> TASK DESCRIPTION
Copy every line that mentions the word "Brésil".

-- Start SUPPLIED MATERIAL --

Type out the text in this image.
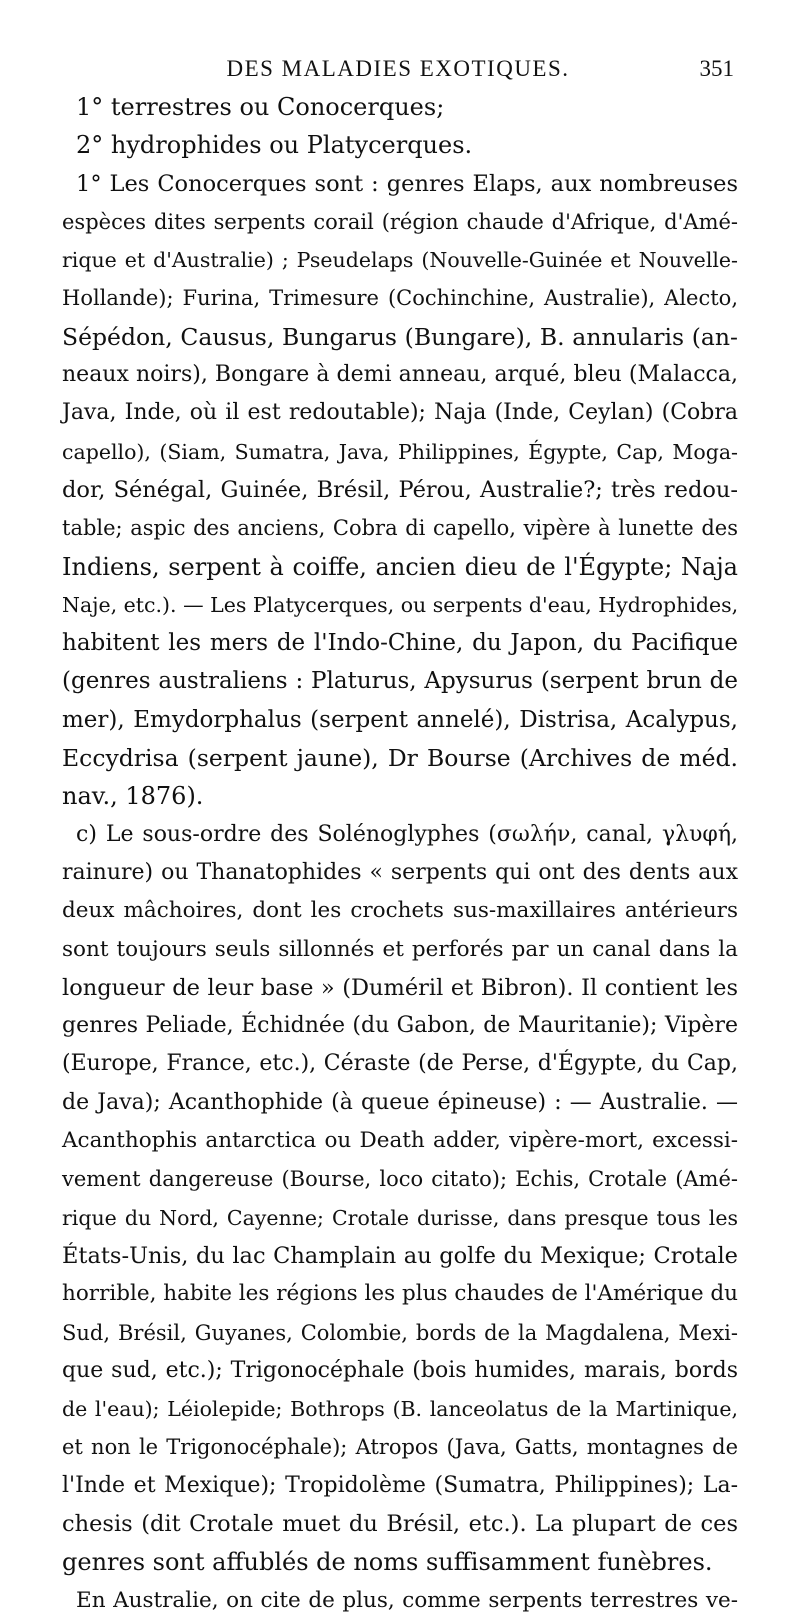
DES MALADIES EXOTIQUES.	351
1° terrestres ou Conocerques;
2° hydrophides ou Platycerques.
1° Les Conocerques sont : genres Elaps, aux nombreuses
espèces dites serpents corail (région chaude d'Afrique, d'Amé-
rique et d'Australie) ; Pseudelaps (Nouvelle-Guinée et Nouvelle-
Hollande); Furina, Trimesure (Cochinchine, Australie), Alecto,
Sépédon, Causus, Bungarus (Bungare), B. annularis (an-
neaux noirs), Bongare à demi anneau, arqué, bleu (Malacca,
Java, Inde, où il est redoutable); Naja (Inde, Ceylan) (Cobra
capello), (Siam, Sumatra, Java, Philippines, Égypte, Cap, Moga-
dor, Sénégal, Guinée, Brésil, Pérou, Australie?; très redou-
table; aspic des anciens, Cobra di capello, vipère à lunette des
Indiens, serpent à coiffe, ancien dieu de l'Égypte; Naja
Naje, etc.). — Les Platycerques, ou serpents d'eau, Hydrophides,
habitent les mers de l'Indo-Chine, du Japon, du Pacifique
(genres australiens : Platurus, Apysurus (serpent brun de
mer), Emydorphalus (serpent annelé), Distrisa, Acalypus,
Eccydrisa (serpent jaune), Dr Bourse (Archives de méd.
nav., 1876).
c) Le sous-ordre des Solénoglyphes (σωλήν, canal, γλυφή,
rainure) ou Thanatophides « serpents qui ont des dents aux
deux mâchoires, dont les crochets sus-maxillaires antérieurs
sont toujours seuls sillonnés et perforés par un canal dans la
longueur de leur base » (Duméril et Bibron). Il contient les
genres Peliade, Échidnée (du Gabon, de Mauritanie); Vipère
(Europe, France, etc.), Céraste (de Perse, d'Égypte, du Cap,
de Java); Acanthophide (à queue épineuse) : — Australie. —
Acanthophis antarctica ou Death adder, vipère-mort, excessi-
vement dangereuse (Bourse, loco citato); Echis, Crotale (Amé-
rique du Nord, Cayenne; Crotale durisse, dans presque tous les
États-Unis, du lac Champlain au golfe du Mexique; Crotale
horrible, habite les régions les plus chaudes de l'Amérique du
Sud, Brésil, Guyanes, Colombie, bords de la Magdalena, Mexi-
que sud, etc.); Trigonocéphale (bois humides, marais, bords
de l'eau); Léiolepide; Bothrops (B. lanceolatus de la Martinique,
et non le Trigonocéphale); Atropos (Java, Gatts, montagnes de
l'Inde et Mexique); Tropidolème (Sumatra, Philippines); La-
chesis (dit Crotale muet du Brésil, etc.). La plupart de ces
genres sont affublés de noms suffisamment funèbres.
En Australie, on cite de plus, comme serpents terrestres ve-
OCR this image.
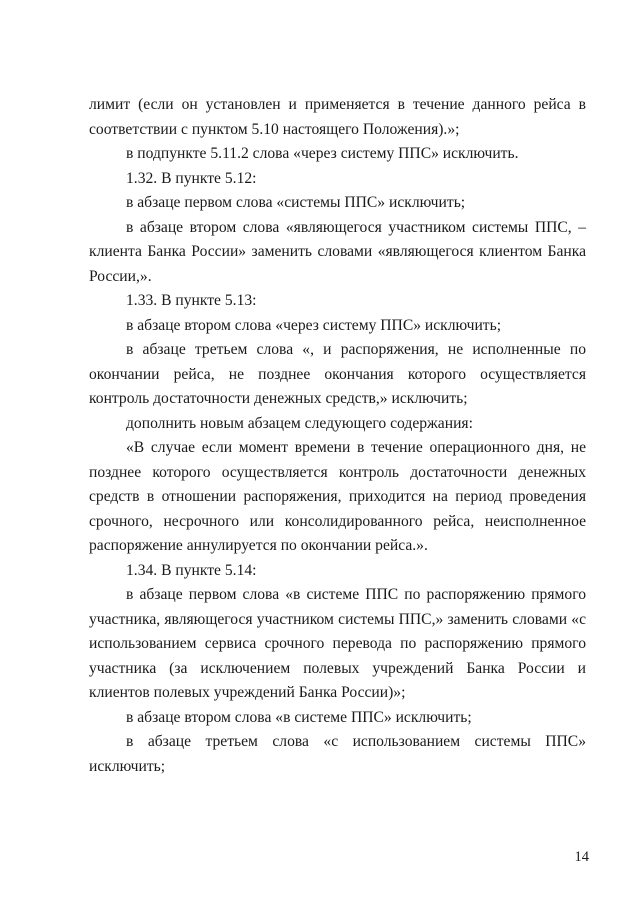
лимит (если он установлен и применяется в течение данного рейса в соответствии с пунктом 5.10 настоящего Положения).»;

в подпункте 5.11.2 слова «через систему ППС» исключить.

1.32. В пункте 5.12:

в абзаце первом слова «системы ППС» исключить;

в абзаце втором слова «являющегося участником системы ППС, – клиента Банка России» заменить словами «являющегося клиентом Банка России,».

1.33. В пункте 5.13:

в абзаце втором слова «через систему ППС» исключить;

в абзаце третьем слова «, и распоряжения, не исполненные по окончании рейса, не позднее окончания которого осуществляется контроль достаточности денежных средств,» исключить;

дополнить новым абзацем следующего содержания:

«В случае если момент времени в течение операционного дня, не позднее которого осуществляется контроль достаточности денежных средств в отношении распоряжения, приходится на период проведения срочного, несрочного или консолидированного рейса, неисполненное распоряжение аннулируется по окончании рейса.».

1.34. В пункте 5.14:

в абзаце первом слова «в системе ППС по распоряжению прямого участника, являющегося участником системы ППС,» заменить словами «с использованием сервиса срочного перевода по распоряжению прямого участника (за исключением полевых учреждений Банка России и клиентов полевых учреждений Банка России)»;

в абзаце втором слова «в системе ППС» исключить;

в абзаце третьем слова «с использованием системы ППС» исключить;

14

-- End SUPPLIED MATERIAL --

> WORKED ANSWER
dor, Sénégal, Guinée, Brésil, Pérou, Australie?; très redou-
Sud, Brésil, Guyanes, Colombie, bords de la Magdalena, Mexi-
chesis (dit Crotale muet du Brésil, etc.). La plupart de ces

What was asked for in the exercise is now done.